--- start The input ---

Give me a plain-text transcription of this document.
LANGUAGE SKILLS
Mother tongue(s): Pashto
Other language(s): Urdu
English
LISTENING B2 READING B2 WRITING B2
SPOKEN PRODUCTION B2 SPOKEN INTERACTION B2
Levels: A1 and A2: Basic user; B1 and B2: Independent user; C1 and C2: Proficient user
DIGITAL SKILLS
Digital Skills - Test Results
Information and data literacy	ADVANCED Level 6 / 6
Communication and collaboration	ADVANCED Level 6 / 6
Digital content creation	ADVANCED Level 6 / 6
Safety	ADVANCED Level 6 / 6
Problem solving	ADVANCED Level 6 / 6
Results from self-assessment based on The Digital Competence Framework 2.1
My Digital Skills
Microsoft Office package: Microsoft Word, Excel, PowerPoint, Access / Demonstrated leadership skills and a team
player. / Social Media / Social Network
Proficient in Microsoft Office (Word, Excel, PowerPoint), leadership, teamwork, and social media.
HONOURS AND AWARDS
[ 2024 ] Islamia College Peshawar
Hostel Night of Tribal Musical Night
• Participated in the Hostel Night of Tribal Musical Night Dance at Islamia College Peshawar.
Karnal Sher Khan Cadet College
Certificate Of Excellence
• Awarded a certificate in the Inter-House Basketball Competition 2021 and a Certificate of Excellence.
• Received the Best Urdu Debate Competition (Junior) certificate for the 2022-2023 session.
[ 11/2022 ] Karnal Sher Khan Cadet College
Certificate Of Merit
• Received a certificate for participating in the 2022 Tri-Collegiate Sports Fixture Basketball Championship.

--- end The input ---

Exercise goal
Write every entry out again exactly.

Finished task
Give me a plain-text transcription of this document.
LANGUAGE SKILLS
Mother tongue(s): Pashto
Other language(s): Urdu
English
LISTENING B2 READING B2 WRITING B2
SPOKEN PRODUCTION B2 SPOKEN INTERACTION B2
Levels: A1 and A2: Basic user; B1 and B2: Independent user; C1 and C2: Proficient user
DIGITAL SKILLS
Digital Skills - Test Results
Information and data literacy	ADVANCED Level 6 / 6
Communication and collaboration	ADVANCED Level 6 / 6
Digital content creation	ADVANCED Level 6 / 6
Safety	ADVANCED Level 6 / 6
Problem solving	ADVANCED Level 6 / 6
Results from self-assessment based on The Digital Competence Framework 2.1
My Digital Skills
Microsoft Office package: Microsoft Word, Excel, PowerPoint, Access / Demonstrated leadership skills and a team
player. / Social Media / Social Network
Proficient in Microsoft Office (Word, Excel, PowerPoint), leadership, teamwork, and social media.
HONOURS AND AWARDS
[ 2024 ] Islamia College Peshawar
Hostel Night of Tribal Musical Night
• Participated in the Hostel Night of Tribal Musical Night Dance at Islamia College Peshawar.
Karnal Sher Khan Cadet College
Certificate Of Excellence
• Awarded a certificate in the Inter-House Basketball Competition 2021 and a Certificate of Excellence.
• Received the Best Urdu Debate Competition (Junior) certificate for the 2022-2023 session.
[ 11/2022 ] Karnal Sher Khan Cadet College
Certificate Of Merit
• Received a certificate for participating in the 2022 Tri-Collegiate Sports Fixture Basketball Championship.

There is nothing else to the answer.